◆ **Requirement**
Copy each line below without leaving any out.

◆ **Recorded data**
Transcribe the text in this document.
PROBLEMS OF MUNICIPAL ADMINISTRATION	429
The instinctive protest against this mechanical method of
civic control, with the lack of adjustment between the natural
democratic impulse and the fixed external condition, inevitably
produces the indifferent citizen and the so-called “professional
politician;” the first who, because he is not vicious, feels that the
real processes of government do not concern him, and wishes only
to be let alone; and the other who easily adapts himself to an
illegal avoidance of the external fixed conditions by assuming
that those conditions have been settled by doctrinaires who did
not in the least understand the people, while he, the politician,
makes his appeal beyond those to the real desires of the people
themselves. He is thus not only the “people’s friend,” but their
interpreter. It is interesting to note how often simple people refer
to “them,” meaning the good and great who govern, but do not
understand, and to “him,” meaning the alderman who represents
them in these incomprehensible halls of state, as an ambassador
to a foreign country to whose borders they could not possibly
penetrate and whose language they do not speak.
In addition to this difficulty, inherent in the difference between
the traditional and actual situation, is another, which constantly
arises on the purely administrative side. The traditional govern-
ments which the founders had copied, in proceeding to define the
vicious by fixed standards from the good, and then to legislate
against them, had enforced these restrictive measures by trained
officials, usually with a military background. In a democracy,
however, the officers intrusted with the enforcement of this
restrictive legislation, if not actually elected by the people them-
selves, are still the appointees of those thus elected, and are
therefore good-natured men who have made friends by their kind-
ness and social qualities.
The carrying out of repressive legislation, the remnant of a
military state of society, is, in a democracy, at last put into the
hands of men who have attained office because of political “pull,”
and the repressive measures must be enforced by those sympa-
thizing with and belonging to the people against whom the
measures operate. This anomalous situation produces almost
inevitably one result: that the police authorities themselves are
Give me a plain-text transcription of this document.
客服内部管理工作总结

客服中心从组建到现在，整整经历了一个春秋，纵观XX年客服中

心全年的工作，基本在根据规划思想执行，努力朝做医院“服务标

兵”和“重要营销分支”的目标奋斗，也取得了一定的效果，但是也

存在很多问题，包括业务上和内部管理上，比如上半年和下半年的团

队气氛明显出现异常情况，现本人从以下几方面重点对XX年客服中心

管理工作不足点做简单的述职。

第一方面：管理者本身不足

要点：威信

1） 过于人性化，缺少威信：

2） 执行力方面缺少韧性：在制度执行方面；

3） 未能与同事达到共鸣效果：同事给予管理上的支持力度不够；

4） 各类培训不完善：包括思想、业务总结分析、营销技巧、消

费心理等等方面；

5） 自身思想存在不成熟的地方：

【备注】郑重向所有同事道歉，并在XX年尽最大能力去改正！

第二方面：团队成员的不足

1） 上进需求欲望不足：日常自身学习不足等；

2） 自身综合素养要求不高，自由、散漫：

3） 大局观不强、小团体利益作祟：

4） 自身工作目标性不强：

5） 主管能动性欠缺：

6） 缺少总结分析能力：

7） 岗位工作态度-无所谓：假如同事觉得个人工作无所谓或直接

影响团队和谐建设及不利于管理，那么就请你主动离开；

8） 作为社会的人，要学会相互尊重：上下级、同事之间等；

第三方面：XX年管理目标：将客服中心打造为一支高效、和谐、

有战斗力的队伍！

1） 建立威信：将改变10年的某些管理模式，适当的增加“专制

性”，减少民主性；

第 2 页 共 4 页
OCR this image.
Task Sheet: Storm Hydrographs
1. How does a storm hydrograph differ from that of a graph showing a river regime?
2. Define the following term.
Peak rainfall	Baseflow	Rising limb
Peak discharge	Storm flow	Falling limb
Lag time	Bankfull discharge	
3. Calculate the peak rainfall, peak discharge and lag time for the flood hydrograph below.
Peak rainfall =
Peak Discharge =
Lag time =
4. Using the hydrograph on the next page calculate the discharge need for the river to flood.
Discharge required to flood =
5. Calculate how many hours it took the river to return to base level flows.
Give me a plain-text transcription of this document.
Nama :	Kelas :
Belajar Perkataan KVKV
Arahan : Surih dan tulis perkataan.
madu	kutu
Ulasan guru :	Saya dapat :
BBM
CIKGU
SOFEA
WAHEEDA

◆ **Written answer**
Transcribe the text in this document.
PROBLEMS OF MUNICIPAL ADMINISTRATION	429
The instinctive protest against this mechanical method of
civic control, with the lack of adjustment between the natural
democratic impulse and the fixed external condition, inevitably
produces the indifferent citizen and the so-called “professional
politician;” the first who, because he is not vicious, feels that the
real processes of government do not concern him, and wishes only
to be let alone; and the other who easily adapts himself to an
illegal avoidance of the external fixed conditions by assuming
that those conditions have been settled by doctrinaires who did
not in the least understand the people, while he, the politician,
makes his appeal beyond those to the real desires of the people
themselves. He is thus not only the “people’s friend,” but their
interpreter. It is interesting to note how often simple people refer
to “them,” meaning the good and great who govern, but do not
understand, and to “him,” meaning the alderman who represents
them in these incomprehensible halls of state, as an ambassador
to a foreign country to whose borders they could not possibly
penetrate and whose language they do not speak.
In addition to this difficulty, inherent in the difference between
the traditional and actual situation, is another, which constantly
arises on the purely administrative side. The traditional govern-
ments which the founders had copied, in proceeding to define the
vicious by fixed standards from the good, and then to legislate
against them, had enforced these restrictive measures by trained
officials, usually with a military background. In a democracy,
however, the officers intrusted with the enforcement of this
restrictive legislation, if not actually elected by the people them-
selves, are still the appointees of those thus elected, and are
therefore good-natured men who have made friends by their kind-
ness and social qualities.
The carrying out of repressive legislation, the remnant of a
military state of society, is, in a democracy, at last put into the
hands of men who have attained office because of political “pull,”
and the repressive measures must be enforced by those sympa-
thizing with and belonging to the people against whom the
measures operate. This anomalous situation produces almost
inevitably one result: that the police authorities themselves are
Give me a plain-text transcription of this document.
客服内部管理工作总结

客服中心从组建到现在，整整经历了一个春秋，纵观XX年客服中

心全年的工作，基本在根据规划思想执行，努力朝做医院“服务标

兵”和“重要营销分支”的目标奋斗，也取得了一定的效果，但是也

存在很多问题，包括业务上和内部管理上，比如上半年和下半年的团

队气氛明显出现异常情况，现本人从以下几方面重点对XX年客服中心

管理工作不足点做简单的述职。

第一方面：管理者本身不足

要点：威信

1） 过于人性化，缺少威信：

2） 执行力方面缺少韧性：在制度执行方面；

3） 未能与同事达到共鸣效果：同事给予管理上的支持力度不够；

4） 各类培训不完善：包括思想、业务总结分析、营销技巧、消

费心理等等方面；

5） 自身思想存在不成熟的地方：

【备注】郑重向所有同事道歉，并在XX年尽最大能力去改正！

第二方面：团队成员的不足

1） 上进需求欲望不足：日常自身学习不足等；

2） 自身综合素养要求不高，自由、散漫：

3） 大局观不强、小团体利益作祟：

4） 自身工作目标性不强：

5） 主管能动性欠缺：

6） 缺少总结分析能力：

7） 岗位工作态度-无所谓：假如同事觉得个人工作无所谓或直接

影响团队和谐建设及不利于管理，那么就请你主动离开；

8） 作为社会的人，要学会相互尊重：上下级、同事之间等；

第三方面：XX年管理目标：将客服中心打造为一支高效、和谐、

有战斗力的队伍！

1） 建立威信：将改变10年的某些管理模式，适当的增加“专制

性”，减少民主性；

第 2 页 共 4 页
OCR this image.
Task Sheet: Storm Hydrographs
1. How does a storm hydrograph differ from that of a graph showing a river regime?
2. Define the following term.
Peak rainfall	Baseflow	Rising limb
Peak discharge	Storm flow	Falling limb
Lag time	Bankfull discharge	
3. Calculate the peak rainfall, peak discharge and lag time for the flood hydrograph below.
Peak rainfall =
Peak Discharge =
Lag time =
4. Using the hydrograph on the next page calculate the discharge need for the river to flood.
Discharge required to flood =
5. Calculate how many hours it took the river to return to base level flows.
Give me a plain-text transcription of this document.
Nama :	Kelas :
Belajar Perkataan KVKV
Arahan : Surih dan tulis perkataan.
madu	kutu
Ulasan guru :	Saya dapat :
BBM
CIKGU
SOFEA
WAHEEDA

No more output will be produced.